- Task
Render the listing from its first line through the line containing "svg-text:120: 120 (62, 82, 87, 99)", inclusive, as a Markdown table with the columns Row and Entry, numbering each row and omitting blank lines.

▼

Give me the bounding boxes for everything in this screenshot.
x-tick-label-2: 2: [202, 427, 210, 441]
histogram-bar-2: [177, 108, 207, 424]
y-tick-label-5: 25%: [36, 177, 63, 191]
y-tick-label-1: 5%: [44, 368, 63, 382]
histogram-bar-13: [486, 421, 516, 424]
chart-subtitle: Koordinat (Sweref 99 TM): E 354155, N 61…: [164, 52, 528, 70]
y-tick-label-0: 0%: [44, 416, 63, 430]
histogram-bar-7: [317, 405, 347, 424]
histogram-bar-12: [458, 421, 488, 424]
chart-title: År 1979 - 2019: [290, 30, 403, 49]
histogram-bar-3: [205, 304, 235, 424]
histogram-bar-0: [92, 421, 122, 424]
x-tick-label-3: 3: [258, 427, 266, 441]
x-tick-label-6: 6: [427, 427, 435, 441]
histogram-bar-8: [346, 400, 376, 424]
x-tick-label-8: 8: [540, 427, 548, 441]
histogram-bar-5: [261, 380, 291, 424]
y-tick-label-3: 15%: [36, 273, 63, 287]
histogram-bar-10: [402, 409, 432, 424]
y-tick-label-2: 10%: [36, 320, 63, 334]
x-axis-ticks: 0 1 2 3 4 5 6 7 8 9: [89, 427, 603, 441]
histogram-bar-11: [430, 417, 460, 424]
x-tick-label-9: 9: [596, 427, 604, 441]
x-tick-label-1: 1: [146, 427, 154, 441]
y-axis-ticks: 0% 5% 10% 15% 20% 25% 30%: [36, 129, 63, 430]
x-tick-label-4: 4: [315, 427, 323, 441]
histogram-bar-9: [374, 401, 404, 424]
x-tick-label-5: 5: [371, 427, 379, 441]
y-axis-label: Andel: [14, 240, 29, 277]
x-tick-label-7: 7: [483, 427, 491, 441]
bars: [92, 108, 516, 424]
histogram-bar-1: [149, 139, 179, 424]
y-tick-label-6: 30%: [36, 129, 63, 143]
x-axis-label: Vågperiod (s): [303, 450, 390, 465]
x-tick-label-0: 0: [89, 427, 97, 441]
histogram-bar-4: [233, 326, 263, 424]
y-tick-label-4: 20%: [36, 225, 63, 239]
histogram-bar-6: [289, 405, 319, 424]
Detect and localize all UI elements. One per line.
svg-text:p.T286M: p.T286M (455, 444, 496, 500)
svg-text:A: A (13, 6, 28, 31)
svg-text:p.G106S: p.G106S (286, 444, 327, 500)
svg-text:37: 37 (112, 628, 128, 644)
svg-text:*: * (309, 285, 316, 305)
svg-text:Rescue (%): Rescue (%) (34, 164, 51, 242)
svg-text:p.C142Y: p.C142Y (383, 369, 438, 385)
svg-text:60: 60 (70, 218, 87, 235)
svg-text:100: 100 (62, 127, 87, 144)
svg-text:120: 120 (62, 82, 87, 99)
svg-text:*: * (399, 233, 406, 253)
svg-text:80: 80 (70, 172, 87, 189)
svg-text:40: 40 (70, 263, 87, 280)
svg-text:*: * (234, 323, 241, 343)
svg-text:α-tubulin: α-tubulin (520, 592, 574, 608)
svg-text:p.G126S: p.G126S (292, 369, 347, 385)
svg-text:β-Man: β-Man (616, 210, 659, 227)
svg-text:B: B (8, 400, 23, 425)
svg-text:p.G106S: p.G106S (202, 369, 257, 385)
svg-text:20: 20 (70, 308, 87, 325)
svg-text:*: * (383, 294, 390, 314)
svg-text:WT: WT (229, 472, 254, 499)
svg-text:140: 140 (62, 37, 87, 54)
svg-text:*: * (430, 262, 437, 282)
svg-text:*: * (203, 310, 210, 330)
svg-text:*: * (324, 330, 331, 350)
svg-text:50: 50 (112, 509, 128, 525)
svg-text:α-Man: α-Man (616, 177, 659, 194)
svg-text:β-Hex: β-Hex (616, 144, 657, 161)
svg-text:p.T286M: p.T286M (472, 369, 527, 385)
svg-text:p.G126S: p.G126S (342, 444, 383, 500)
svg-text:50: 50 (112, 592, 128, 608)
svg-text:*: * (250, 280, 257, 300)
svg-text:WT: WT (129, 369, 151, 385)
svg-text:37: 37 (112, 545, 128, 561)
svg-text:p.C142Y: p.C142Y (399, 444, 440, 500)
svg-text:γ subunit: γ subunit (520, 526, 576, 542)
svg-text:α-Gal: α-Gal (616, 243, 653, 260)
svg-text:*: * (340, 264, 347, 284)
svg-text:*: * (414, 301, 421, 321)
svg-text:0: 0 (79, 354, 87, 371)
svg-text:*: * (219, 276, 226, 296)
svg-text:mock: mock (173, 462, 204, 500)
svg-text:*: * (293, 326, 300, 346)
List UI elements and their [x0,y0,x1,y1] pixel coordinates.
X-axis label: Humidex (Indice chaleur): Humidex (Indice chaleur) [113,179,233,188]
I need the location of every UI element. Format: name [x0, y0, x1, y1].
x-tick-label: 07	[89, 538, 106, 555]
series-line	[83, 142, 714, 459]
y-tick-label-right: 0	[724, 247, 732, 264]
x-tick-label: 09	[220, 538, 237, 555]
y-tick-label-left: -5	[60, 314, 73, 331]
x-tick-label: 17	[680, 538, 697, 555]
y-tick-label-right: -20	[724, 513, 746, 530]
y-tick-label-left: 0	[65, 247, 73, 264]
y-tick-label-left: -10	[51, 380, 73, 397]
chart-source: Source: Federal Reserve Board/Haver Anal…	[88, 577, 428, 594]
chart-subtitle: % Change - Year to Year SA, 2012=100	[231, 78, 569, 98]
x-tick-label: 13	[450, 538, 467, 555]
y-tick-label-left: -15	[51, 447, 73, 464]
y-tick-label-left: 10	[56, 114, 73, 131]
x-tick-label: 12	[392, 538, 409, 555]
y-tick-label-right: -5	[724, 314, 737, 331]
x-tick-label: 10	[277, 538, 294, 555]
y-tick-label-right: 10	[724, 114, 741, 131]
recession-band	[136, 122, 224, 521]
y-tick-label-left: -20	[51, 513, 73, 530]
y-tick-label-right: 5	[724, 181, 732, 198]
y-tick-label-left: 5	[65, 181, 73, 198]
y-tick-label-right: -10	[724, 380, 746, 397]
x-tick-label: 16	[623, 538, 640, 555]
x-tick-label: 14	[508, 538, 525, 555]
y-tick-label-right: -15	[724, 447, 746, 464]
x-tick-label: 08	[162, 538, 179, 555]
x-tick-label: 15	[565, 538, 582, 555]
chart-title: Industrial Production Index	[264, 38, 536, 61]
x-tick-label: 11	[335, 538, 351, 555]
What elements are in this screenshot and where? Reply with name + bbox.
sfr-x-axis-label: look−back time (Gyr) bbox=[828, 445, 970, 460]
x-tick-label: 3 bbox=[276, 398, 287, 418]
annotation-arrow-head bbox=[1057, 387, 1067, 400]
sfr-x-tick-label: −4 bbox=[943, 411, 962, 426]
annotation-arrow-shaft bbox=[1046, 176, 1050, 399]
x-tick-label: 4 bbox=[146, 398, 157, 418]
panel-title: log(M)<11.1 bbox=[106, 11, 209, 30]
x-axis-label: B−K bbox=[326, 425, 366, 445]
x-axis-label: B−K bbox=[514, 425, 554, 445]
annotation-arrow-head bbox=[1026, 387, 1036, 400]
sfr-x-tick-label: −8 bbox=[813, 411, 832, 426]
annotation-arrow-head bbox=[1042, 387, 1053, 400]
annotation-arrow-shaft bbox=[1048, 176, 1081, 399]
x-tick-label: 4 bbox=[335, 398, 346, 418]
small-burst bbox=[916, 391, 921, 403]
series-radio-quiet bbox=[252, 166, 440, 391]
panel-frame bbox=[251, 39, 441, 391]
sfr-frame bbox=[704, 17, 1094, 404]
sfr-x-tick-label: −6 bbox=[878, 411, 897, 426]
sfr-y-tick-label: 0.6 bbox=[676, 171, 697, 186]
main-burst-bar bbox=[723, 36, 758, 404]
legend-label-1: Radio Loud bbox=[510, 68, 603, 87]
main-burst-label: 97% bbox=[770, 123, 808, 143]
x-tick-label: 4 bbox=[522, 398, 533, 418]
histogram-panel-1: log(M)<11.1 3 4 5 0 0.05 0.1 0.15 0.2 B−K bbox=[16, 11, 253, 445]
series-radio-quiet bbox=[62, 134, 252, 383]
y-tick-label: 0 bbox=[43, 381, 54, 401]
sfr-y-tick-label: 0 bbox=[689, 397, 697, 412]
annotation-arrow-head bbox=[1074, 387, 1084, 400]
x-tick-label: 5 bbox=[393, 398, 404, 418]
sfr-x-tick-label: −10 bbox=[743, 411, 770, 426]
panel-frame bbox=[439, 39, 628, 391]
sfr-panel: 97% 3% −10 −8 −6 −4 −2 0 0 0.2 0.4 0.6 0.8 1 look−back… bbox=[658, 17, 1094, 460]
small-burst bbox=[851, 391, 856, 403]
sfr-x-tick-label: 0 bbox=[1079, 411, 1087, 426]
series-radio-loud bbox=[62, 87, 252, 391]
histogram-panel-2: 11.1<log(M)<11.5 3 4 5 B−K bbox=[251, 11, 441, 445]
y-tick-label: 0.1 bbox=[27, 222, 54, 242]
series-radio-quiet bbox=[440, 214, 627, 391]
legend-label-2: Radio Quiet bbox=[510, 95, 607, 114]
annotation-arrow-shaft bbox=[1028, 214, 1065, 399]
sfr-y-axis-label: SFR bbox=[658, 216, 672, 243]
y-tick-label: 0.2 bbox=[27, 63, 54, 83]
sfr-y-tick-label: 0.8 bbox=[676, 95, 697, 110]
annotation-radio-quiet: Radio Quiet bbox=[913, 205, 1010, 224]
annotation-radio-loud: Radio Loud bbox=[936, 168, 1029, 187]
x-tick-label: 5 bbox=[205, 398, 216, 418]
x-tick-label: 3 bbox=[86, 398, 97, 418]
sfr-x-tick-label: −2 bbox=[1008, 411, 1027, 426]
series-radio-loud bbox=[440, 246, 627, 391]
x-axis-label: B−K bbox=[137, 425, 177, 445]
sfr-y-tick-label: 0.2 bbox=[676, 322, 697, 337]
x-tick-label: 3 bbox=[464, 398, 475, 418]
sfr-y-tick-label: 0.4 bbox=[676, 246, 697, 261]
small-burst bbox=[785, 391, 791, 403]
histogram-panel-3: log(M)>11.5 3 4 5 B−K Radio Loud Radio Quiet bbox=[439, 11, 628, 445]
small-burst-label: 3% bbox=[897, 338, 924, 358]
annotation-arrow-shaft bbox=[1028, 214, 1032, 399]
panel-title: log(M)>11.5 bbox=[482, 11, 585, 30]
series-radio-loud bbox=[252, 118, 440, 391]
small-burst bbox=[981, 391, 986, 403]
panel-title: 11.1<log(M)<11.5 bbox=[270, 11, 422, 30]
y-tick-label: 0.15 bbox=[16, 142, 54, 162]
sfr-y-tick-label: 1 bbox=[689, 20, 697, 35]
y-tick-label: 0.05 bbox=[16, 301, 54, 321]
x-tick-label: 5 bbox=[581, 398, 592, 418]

▲

- Response to this task
| Row | Entry |
|---|---|
| 1 | Give me the bounding boxes for everything in this screenshot. |
| 2 | x-tick-label-2: 2: [202, 427, 210, 441] |
| 3 | histogram-bar-2: [177, 108, 207, 424] |
| 4 | y-tick-label-5: 25%: [36, 177, 63, 191] |
| 5 | y-tick-label-1: 5%: [44, 368, 63, 382] |
| 6 | histogram-bar-13: [486, 421, 516, 424] |
| 7 | chart-subtitle: Koordinat (Sweref 99 TM): E 354155, N 61…: [164, 52, 528, 70] |
| 8 | y-tick-label-0: 0%: [44, 416, 63, 430] |
| 9 | histogram-bar-7: [317, 405, 347, 424] |
| 10 | histogram-bar-12: [458, 421, 488, 424] |
| 11 | chart-title: År 1979 - 2019: [290, 30, 403, 49] |
| 12 | histogram-bar-3: [205, 304, 235, 424] |
| 13 | histogram-bar-0: [92, 421, 122, 424] |
| 14 | x-tick-label-3: 3: [258, 427, 266, 441] |
| 15 | x-tick-label-6: 6: [427, 427, 435, 441] |
| 16 | histogram-bar-8: [346, 400, 376, 424] |
| 17 | x-tick-label-8: 8: [540, 427, 548, 441] |
| 18 | histogram-bar-5: [261, 380, 291, 424] |
| 19 | y-tick-label-3: 15%: [36, 273, 63, 287] |
| 20 | histogram-bar-10: [402, 409, 432, 424] |
| 21 | y-tick-label-2: 10%: [36, 320, 63, 334] |
| 22 | x-axis-ticks: 0 1 2 3 4 5 6 7 8 9: [89, 427, 603, 441] |
| 23 | histogram-bar-11: [430, 417, 460, 424] |
| 24 | x-tick-label-9: 9: [596, 427, 604, 441] |
| 25 | x-tick-label-1: 1: [146, 427, 154, 441] |
| 26 | y-axis-ticks: 0% 5% 10% 15% 20% 25% 30%: [36, 129, 63, 430] |
| 27 | x-tick-label-4: 4: [315, 427, 323, 441] |
| 28 | histogram-bar-9: [374, 401, 404, 424] |
| 29 | x-tick-label-5: 5: [371, 427, 379, 441] |
| 30 | y-axis-label: Andel: [14, 240, 29, 277] |
| 31 | x-tick-label-7: 7: [483, 427, 491, 441] |
| 32 | bars: [92, 108, 516, 424] |
| 33 | histogram-bar-1: [149, 139, 179, 424] |
| 34 | y-tick-label-6: 30%: [36, 129, 63, 143] |
| 35 | x-axis-label: Vågperiod (s): [303, 450, 390, 465] |
| 36 | x-tick-label-0: 0: [89, 427, 97, 441] |
| 37 | histogram-bar-4: [233, 326, 263, 424] |
| 38 | y-tick-label-4: 20%: [36, 225, 63, 239] |
| 39 | histogram-bar-6: [289, 405, 319, 424] |
| 40 | Detect and localize all UI elements. One per line. |
| 41 | svg-text:p.T286M: p.T286M (455, 444, 496, 500) |
| 42 | svg-text:A: A (13, 6, 28, 31) |
| 43 | svg-text:p.G106S: p.G106S (286, 444, 327, 500) |
| 44 | svg-text:37: 37 (112, 628, 128, 644) |
| 45 | svg-text:*: * (309, 285, 316, 305) |
| 46 | svg-text:Rescue (%): Rescue (%) (34, 164, 51, 242) |
| 47 | svg-text:p.C142Y: p.C142Y (383, 369, 438, 385) |
| 48 | svg-text:60: 60 (70, 218, 87, 235) |
| 49 | svg-text:100: 100 (62, 127, 87, 144) |
| 50 | svg-text:120: 120 (62, 82, 87, 99) |